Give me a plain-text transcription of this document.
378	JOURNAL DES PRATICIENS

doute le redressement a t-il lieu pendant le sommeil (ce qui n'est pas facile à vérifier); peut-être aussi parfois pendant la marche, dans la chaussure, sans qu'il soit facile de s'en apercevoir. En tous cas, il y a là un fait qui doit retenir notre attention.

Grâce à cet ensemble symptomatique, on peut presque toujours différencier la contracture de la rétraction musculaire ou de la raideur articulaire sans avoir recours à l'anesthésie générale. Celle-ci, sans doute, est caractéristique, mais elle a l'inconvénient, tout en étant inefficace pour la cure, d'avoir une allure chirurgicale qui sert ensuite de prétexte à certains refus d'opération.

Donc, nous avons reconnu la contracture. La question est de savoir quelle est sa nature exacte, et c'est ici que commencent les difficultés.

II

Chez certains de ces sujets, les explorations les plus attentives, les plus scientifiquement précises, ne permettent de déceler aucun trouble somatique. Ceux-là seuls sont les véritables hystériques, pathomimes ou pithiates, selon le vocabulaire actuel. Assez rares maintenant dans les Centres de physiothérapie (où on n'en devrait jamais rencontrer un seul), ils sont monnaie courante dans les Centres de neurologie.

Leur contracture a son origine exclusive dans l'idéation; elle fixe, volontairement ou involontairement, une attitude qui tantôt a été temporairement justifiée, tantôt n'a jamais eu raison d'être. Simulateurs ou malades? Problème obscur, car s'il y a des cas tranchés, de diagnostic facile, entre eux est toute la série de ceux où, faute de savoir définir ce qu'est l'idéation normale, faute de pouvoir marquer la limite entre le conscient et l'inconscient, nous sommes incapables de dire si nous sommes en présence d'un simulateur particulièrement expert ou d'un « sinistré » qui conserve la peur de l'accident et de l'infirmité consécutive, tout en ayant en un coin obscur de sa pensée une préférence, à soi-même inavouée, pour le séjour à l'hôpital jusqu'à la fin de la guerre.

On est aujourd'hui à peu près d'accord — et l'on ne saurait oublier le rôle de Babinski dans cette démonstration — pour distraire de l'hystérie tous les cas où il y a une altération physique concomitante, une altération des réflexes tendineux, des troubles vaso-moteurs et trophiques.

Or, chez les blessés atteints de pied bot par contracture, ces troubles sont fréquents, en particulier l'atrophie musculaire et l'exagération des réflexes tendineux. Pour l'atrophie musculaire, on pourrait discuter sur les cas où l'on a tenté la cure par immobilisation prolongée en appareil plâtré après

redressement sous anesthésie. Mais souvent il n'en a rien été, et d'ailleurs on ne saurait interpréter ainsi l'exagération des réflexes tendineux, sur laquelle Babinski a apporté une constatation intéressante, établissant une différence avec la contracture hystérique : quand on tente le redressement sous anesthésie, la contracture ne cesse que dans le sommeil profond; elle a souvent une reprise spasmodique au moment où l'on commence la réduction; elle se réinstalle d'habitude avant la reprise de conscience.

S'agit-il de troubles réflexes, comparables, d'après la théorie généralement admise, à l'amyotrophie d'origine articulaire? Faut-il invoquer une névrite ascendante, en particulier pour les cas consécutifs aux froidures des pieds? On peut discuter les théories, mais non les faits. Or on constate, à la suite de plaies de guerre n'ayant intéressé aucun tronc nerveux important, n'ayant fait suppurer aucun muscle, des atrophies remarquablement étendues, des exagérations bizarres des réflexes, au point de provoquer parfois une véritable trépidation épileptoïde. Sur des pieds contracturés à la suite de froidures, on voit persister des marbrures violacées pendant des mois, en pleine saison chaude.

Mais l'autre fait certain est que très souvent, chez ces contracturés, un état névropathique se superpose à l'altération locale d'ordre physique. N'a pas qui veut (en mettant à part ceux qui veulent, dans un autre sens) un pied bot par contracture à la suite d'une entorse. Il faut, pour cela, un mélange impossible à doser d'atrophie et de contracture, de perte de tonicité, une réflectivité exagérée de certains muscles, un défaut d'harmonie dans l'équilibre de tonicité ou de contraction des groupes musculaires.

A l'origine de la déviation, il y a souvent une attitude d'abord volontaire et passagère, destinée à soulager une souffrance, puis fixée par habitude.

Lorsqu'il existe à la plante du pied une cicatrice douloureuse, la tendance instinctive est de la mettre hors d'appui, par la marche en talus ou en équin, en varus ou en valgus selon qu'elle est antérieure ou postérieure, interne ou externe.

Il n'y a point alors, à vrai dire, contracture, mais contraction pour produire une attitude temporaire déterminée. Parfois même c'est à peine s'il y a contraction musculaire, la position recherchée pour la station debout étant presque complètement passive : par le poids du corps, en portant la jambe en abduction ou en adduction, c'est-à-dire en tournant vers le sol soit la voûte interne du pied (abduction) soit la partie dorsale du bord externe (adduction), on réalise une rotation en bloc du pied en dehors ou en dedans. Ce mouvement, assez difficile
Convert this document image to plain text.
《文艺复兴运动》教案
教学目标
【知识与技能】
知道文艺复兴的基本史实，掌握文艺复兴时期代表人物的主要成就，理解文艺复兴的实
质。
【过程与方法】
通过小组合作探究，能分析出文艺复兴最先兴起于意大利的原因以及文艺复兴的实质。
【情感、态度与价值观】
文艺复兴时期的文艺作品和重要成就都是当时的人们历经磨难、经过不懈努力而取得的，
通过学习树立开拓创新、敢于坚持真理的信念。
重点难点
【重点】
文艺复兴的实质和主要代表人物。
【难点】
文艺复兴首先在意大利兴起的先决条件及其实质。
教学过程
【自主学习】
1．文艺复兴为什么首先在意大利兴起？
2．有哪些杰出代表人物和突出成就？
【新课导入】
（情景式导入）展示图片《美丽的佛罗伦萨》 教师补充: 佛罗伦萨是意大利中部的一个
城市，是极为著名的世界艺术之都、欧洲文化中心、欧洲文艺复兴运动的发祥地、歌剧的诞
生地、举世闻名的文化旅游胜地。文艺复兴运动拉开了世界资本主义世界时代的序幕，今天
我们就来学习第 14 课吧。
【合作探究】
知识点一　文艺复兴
...
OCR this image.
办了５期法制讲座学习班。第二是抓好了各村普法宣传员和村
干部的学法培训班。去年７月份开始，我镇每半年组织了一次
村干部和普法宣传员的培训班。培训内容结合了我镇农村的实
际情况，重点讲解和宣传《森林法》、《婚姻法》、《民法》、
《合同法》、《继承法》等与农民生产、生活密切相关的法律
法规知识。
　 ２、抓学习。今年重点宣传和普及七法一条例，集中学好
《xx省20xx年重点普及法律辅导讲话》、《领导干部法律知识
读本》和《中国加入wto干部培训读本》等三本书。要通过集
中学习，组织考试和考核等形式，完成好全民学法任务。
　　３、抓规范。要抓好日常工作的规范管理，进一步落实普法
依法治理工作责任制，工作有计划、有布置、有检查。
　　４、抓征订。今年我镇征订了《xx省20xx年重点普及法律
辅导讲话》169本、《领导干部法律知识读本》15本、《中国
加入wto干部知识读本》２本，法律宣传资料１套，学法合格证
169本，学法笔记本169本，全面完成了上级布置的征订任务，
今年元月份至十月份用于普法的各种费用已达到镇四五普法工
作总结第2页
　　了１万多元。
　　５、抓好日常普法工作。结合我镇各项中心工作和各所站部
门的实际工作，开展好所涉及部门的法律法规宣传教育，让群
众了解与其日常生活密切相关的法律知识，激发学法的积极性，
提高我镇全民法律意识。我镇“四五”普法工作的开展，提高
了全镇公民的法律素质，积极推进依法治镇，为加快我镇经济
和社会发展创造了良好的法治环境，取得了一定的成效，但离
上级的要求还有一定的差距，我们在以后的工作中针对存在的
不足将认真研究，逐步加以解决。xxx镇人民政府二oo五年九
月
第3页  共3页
==
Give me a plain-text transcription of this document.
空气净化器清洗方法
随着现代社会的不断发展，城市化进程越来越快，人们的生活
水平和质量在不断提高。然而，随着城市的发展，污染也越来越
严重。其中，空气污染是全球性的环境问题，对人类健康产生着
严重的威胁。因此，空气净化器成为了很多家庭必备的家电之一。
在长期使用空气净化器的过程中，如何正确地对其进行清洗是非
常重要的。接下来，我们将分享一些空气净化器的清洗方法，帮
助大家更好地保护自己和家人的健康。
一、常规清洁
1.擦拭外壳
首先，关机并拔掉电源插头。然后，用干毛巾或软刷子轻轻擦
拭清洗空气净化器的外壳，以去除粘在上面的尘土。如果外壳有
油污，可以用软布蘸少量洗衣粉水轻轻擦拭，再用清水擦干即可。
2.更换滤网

● AIM:
Select every line where the word "this" occurs.

● WRITTEN REPLY:
Give me a plain-text transcription of this document.
Convert this document image to plain text.
OCR this image.
Give me a plain-text transcription of this document.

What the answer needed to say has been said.